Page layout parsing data
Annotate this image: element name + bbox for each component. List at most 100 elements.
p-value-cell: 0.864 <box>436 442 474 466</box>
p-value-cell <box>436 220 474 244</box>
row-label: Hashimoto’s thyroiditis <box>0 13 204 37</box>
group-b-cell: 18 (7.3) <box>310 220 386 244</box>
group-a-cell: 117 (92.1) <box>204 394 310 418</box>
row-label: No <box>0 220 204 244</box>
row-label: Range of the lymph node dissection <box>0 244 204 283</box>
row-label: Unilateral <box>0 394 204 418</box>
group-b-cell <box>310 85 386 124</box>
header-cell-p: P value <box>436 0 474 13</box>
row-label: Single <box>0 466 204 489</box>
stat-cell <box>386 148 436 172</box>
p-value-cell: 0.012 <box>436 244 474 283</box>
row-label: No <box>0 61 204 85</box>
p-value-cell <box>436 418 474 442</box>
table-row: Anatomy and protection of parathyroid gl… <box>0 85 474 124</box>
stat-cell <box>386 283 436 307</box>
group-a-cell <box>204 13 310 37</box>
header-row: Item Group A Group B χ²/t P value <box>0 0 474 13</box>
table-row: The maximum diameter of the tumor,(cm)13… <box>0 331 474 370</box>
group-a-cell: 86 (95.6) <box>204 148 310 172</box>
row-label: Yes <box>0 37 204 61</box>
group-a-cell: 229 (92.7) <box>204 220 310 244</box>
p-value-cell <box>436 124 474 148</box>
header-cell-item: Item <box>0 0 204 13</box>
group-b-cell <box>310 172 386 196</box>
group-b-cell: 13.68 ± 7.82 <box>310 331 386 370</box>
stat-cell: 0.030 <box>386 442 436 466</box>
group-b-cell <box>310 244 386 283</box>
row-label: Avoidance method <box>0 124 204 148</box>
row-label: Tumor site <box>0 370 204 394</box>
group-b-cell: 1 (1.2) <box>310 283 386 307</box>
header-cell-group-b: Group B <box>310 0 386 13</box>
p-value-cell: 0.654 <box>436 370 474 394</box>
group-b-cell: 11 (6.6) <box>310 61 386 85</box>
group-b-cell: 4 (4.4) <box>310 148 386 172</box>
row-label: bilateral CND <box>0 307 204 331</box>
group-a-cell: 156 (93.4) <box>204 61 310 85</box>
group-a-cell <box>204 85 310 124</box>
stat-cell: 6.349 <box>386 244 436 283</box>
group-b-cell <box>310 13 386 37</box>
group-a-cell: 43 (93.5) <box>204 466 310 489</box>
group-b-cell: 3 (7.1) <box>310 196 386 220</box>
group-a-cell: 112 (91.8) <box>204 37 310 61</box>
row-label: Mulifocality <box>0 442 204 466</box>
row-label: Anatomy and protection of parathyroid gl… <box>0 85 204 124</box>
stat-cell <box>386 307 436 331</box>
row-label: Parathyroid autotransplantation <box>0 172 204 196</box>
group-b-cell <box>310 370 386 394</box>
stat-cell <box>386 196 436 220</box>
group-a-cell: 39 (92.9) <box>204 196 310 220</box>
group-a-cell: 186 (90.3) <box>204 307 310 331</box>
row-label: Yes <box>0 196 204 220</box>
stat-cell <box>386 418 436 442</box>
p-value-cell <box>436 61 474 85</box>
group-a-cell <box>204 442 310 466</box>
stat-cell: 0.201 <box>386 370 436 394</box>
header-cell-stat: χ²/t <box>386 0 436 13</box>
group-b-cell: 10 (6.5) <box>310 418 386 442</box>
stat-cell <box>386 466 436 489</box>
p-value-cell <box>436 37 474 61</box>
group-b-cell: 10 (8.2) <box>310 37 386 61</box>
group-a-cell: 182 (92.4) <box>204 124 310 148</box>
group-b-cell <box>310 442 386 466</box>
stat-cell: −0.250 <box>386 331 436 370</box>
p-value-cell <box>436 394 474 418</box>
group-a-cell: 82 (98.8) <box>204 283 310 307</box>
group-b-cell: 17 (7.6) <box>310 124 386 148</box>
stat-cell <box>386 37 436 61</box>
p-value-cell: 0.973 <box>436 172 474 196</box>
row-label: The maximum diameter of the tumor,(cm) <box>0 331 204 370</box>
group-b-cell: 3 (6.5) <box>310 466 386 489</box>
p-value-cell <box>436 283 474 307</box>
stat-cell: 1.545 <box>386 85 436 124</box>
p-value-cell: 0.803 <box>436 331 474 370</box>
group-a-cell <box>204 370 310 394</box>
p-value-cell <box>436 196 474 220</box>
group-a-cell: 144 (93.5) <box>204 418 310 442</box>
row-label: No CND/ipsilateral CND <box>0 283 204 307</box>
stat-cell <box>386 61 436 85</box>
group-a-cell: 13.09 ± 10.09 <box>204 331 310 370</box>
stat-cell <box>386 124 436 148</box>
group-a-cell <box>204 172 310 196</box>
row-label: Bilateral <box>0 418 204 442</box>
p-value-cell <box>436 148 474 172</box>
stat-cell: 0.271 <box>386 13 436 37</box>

* _Task goal_
Tally how many lines of the data include the word "protection". Write the number and nothing else.

* _Task solution_
2